Problem description – All lines from the one with "Serialize everything readable" to the end need to be copied exactly, with nothing before them.

Listing –
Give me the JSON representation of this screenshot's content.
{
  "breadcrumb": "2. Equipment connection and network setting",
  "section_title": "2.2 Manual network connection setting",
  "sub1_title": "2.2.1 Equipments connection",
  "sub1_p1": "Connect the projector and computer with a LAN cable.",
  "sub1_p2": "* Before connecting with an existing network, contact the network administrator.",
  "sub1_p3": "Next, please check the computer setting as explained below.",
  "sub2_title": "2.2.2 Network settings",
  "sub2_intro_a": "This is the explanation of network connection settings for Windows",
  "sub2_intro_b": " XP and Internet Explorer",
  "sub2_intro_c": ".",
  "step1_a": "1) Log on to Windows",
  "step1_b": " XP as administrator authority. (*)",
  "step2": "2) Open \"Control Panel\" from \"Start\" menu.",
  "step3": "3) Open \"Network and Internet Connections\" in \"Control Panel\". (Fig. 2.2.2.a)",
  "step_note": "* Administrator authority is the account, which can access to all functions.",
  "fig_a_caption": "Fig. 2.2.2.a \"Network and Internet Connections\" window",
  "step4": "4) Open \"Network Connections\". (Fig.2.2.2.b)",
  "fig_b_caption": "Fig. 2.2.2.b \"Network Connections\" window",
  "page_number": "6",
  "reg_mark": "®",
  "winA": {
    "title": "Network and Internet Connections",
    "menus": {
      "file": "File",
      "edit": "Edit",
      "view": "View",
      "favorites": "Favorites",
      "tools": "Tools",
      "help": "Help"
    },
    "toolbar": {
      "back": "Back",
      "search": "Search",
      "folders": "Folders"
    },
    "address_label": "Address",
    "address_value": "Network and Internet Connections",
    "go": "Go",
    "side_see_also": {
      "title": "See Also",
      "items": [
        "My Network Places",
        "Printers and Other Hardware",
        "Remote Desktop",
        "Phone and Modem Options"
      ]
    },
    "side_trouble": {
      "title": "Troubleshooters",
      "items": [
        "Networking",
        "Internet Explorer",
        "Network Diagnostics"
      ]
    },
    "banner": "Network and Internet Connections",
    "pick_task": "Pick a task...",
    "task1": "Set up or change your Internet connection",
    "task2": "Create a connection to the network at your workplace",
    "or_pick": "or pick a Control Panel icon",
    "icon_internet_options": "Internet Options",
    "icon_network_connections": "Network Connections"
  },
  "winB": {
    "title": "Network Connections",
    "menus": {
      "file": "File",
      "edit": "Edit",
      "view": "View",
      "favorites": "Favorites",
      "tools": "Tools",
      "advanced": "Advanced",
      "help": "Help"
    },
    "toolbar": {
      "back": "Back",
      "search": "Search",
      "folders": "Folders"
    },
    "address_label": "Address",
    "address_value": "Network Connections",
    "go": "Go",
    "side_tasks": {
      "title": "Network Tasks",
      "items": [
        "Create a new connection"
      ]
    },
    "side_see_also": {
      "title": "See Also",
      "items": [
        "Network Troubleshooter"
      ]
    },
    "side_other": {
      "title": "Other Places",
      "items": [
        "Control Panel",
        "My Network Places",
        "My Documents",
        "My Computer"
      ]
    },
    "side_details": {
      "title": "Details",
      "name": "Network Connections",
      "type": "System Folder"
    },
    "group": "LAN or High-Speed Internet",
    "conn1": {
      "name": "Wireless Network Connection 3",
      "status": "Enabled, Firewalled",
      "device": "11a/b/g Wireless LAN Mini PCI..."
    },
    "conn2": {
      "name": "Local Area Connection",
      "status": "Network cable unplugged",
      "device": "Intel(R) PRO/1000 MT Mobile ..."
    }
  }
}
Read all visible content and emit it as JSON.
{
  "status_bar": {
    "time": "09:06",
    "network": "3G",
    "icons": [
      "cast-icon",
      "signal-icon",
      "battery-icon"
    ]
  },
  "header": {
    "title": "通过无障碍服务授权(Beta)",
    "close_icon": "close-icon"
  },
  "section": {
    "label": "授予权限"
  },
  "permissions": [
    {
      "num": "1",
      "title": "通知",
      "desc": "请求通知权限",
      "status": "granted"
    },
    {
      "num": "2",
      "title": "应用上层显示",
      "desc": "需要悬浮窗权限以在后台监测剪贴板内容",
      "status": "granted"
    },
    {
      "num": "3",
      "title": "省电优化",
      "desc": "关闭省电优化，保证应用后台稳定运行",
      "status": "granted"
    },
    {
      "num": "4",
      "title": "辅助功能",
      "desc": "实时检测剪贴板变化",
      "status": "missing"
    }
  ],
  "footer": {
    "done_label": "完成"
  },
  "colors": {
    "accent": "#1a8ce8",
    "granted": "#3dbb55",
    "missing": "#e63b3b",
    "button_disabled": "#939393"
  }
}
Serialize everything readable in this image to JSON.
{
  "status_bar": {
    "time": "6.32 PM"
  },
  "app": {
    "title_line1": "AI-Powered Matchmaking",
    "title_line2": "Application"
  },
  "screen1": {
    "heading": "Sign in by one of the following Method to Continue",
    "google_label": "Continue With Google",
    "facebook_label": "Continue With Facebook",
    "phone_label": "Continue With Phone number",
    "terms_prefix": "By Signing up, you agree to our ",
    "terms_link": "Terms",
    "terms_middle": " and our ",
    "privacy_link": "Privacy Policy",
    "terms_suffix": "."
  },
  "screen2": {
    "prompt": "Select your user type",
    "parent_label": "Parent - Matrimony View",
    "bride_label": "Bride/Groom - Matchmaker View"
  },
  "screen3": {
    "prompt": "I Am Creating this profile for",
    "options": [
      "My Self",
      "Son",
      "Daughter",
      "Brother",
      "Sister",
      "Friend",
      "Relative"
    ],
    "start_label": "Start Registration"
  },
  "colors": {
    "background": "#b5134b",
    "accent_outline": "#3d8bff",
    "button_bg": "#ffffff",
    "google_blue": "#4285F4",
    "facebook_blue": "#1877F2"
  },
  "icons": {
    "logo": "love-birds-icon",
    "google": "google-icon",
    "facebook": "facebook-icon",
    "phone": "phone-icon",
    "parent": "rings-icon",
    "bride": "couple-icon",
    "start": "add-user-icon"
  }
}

Exercise solution –
Serialize everything readable in this image to JSON.
{
  "status_bar": {
    "time": "6.32 PM"
  },
  "app": {
    "title_line1": "AI-Powered Matchmaking",
    "title_line2": "Application"
  },
  "screen1": {
    "heading": "Sign in by one of the following Method to Continue",
    "google_label": "Continue With Google",
    "facebook_label": "Continue With Facebook",
    "phone_label": "Continue With Phone number",
    "terms_prefix": "By Signing up, you agree to our ",
    "terms_link": "Terms",
    "terms_middle": " and our ",
    "privacy_link": "Privacy Policy",
    "terms_suffix": "."
  },
  "screen2": {
    "prompt": "Select your user type",
    "parent_label": "Parent - Matrimony View",
    "bride_label": "Bride/Groom - Matchmaker View"
  },
  "screen3": {
    "prompt": "I Am Creating this profile for",
    "options": [
      "My Self",
      "Son",
      "Daughter",
      "Brother",
      "Sister",
      "Friend",
      "Relative"
    ],
    "start_label": "Start Registration"
  },
  "colors": {
    "background": "#b5134b",
    "accent_outline": "#3d8bff",
    "button_bg": "#ffffff",
    "google_blue": "#4285F4",
    "facebook_blue": "#1877F2"
  },
  "icons": {
    "logo": "love-birds-icon",
    "google": "google-icon",
    "facebook": "facebook-icon",
    "phone": "phone-icon",
    "parent": "rings-icon",
    "bride": "couple-icon",
    "start": "add-user-icon"
  }
}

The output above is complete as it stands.